> Stated task:
Give back the whole listing exactly as shown.

━━ Record set

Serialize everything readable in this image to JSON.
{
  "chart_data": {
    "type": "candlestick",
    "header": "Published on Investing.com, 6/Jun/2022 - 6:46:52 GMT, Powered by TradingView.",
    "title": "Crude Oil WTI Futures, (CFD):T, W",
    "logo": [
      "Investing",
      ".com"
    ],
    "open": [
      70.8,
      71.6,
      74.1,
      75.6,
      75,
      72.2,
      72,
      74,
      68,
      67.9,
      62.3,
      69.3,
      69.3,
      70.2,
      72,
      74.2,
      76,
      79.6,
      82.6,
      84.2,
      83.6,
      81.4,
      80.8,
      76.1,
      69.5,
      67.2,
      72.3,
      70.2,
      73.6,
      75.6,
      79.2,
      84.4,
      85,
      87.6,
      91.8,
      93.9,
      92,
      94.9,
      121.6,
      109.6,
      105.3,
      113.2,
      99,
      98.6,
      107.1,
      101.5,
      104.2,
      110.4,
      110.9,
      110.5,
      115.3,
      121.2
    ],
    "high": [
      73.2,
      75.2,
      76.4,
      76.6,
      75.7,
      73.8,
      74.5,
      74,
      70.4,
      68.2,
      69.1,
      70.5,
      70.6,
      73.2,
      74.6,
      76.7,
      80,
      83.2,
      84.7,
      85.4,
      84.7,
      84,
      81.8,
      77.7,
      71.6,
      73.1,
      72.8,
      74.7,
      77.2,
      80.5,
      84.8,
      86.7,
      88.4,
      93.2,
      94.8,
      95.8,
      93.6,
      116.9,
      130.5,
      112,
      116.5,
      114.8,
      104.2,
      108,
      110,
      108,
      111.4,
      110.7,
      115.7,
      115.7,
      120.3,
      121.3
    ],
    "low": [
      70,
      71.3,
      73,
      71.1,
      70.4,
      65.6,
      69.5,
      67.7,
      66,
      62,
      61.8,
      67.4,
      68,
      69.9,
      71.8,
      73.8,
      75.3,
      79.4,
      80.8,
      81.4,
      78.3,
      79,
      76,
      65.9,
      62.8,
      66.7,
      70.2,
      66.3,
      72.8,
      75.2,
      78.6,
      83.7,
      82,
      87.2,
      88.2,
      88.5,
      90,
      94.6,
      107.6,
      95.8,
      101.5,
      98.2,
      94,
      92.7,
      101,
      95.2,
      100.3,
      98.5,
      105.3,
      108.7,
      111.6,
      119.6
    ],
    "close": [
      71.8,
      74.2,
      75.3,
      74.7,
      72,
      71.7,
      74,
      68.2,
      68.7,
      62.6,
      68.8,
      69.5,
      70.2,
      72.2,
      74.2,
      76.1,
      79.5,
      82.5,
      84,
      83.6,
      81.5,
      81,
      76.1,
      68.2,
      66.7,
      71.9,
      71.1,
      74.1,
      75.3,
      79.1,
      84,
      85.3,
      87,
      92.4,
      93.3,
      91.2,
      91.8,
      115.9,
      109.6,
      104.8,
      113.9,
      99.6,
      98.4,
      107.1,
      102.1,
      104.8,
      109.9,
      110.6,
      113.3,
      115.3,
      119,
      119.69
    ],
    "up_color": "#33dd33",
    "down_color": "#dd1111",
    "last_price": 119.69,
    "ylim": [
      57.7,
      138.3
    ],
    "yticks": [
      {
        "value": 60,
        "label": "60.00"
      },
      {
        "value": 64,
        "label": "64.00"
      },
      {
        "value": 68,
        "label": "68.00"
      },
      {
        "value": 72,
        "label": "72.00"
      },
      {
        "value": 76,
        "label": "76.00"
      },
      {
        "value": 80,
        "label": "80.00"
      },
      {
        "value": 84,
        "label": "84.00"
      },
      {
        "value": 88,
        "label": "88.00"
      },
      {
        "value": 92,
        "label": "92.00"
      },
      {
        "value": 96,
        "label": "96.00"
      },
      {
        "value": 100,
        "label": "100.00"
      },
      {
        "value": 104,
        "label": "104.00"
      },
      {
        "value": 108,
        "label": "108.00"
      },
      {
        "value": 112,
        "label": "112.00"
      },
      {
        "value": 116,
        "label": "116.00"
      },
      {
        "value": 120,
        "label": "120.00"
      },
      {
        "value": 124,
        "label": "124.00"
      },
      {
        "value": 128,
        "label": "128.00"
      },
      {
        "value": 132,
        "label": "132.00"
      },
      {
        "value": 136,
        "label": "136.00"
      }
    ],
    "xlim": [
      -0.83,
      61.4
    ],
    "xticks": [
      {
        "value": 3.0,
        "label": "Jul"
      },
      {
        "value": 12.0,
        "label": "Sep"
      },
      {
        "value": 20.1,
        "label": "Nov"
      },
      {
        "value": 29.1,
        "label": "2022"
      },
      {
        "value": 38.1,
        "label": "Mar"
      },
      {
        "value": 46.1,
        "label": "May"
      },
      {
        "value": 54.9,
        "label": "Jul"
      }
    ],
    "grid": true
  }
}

━━━━

> Task answer:
Serialize everything readable in this image to JSON.
{
  "chart_data": {
    "type": "candlestick",
    "header": "Published on Investing.com, 6/Jun/2022 - 6:46:52 GMT, Powered by TradingView.",
    "title": "Crude Oil WTI Futures, (CFD):T, W",
    "logo": [
      "Investing",
      ".com"
    ],
    "open": [
      70.8,
      71.6,
      74.1,
      75.6,
      75,
      72.2,
      72,
      74,
      68,
      67.9,
      62.3,
      69.3,
      69.3,
      70.2,
      72,
      74.2,
      76,
      79.6,
      82.6,
      84.2,
      83.6,
      81.4,
      80.8,
      76.1,
      69.5,
      67.2,
      72.3,
      70.2,
      73.6,
      75.6,
      79.2,
      84.4,
      85,
      87.6,
      91.8,
      93.9,
      92,
      94.9,
      121.6,
      109.6,
      105.3,
      113.2,
      99,
      98.6,
      107.1,
      101.5,
      104.2,
      110.4,
      110.9,
      110.5,
      115.3,
      121.2
    ],
    "high": [
      73.2,
      75.2,
      76.4,
      76.6,
      75.7,
      73.8,
      74.5,
      74,
      70.4,
      68.2,
      69.1,
      70.5,
      70.6,
      73.2,
      74.6,
      76.7,
      80,
      83.2,
      84.7,
      85.4,
      84.7,
      84,
      81.8,
      77.7,
      71.6,
      73.1,
      72.8,
      74.7,
      77.2,
      80.5,
      84.8,
      86.7,
      88.4,
      93.2,
      94.8,
      95.8,
      93.6,
      116.9,
      130.5,
      112,
      116.5,
      114.8,
      104.2,
      108,
      110,
      108,
      111.4,
      110.7,
      115.7,
      115.7,
      120.3,
      121.3
    ],
    "low": [
      70,
      71.3,
      73,
      71.1,
      70.4,
      65.6,
      69.5,
      67.7,
      66,
      62,
      61.8,
      67.4,
      68,
      69.9,
      71.8,
      73.8,
      75.3,
      79.4,
      80.8,
      81.4,
      78.3,
      79,
      76,
      65.9,
      62.8,
      66.7,
      70.2,
      66.3,
      72.8,
      75.2,
      78.6,
      83.7,
      82,
      87.2,
      88.2,
      88.5,
      90,
      94.6,
      107.6,
      95.8,
      101.5,
      98.2,
      94,
      92.7,
      101,
      95.2,
      100.3,
      98.5,
      105.3,
      108.7,
      111.6,
      119.6
    ],
    "close": [
      71.8,
      74.2,
      75.3,
      74.7,
      72,
      71.7,
      74,
      68.2,
      68.7,
      62.6,
      68.8,
      69.5,
      70.2,
      72.2,
      74.2,
      76.1,
      79.5,
      82.5,
      84,
      83.6,
      81.5,
      81,
      76.1,
      68.2,
      66.7,
      71.9,
      71.1,
      74.1,
      75.3,
      79.1,
      84,
      85.3,
      87,
      92.4,
      93.3,
      91.2,
      91.8,
      115.9,
      109.6,
      104.8,
      113.9,
      99.6,
      98.4,
      107.1,
      102.1,
      104.8,
      109.9,
      110.6,
      113.3,
      115.3,
      119,
      119.69
    ],
    "up_color": "#33dd33",
    "down_color": "#dd1111",
    "last_price": 119.69,
    "ylim": [
      57.7,
      138.3
    ],
    "yticks": [
      {
        "value": 60,
        "label": "60.00"
      },
      {
        "value": 64,
        "label": "64.00"
      },
      {
        "value": 68,
        "label": "68.00"
      },
      {
        "value": 72,
        "label": "72.00"
      },
      {
        "value": 76,
        "label": "76.00"
      },
      {
        "value": 80,
        "label": "80.00"
      },
      {
        "value": 84,
        "label": "84.00"
      },
      {
        "value": 88,
        "label": "88.00"
      },
      {
        "value": 92,
        "label": "92.00"
      },
      {
        "value": 96,
        "label": "96.00"
      },
      {
        "value": 100,
        "label": "100.00"
      },
      {
        "value": 104,
        "label": "104.00"
      },
      {
        "value": 108,
        "label": "108.00"
      },
      {
        "value": 112,
        "label": "112.00"
      },
      {
        "value": 116,
        "label": "116.00"
      },
      {
        "value": 120,
        "label": "120.00"
      },
      {
        "value": 124,
        "label": "124.00"
      },
      {
        "value": 128,
        "label": "128.00"
      },
      {
        "value": 132,
        "label": "132.00"
      },
      {
        "value": 136,
        "label": "136.00"
      }
    ],
    "xlim": [
      -0.83,
      61.4
    ],
    "xticks": [
      {
        "value": 3.0,
        "label": "Jul"
      },
      {
        "value": 12.0,
        "label": "Sep"
      },
      {
        "value": 20.1,
        "label": "Nov"
      },
      {
        "value": 29.1,
        "label": "2022"
      },
      {
        "value": 38.1,
        "label": "Mar"
      },
      {
        "value": 46.1,
        "label": "May"
      },
      {
        "value": 54.9,
        "label": "Jul"
      }
    ],
    "grid": true
  }
}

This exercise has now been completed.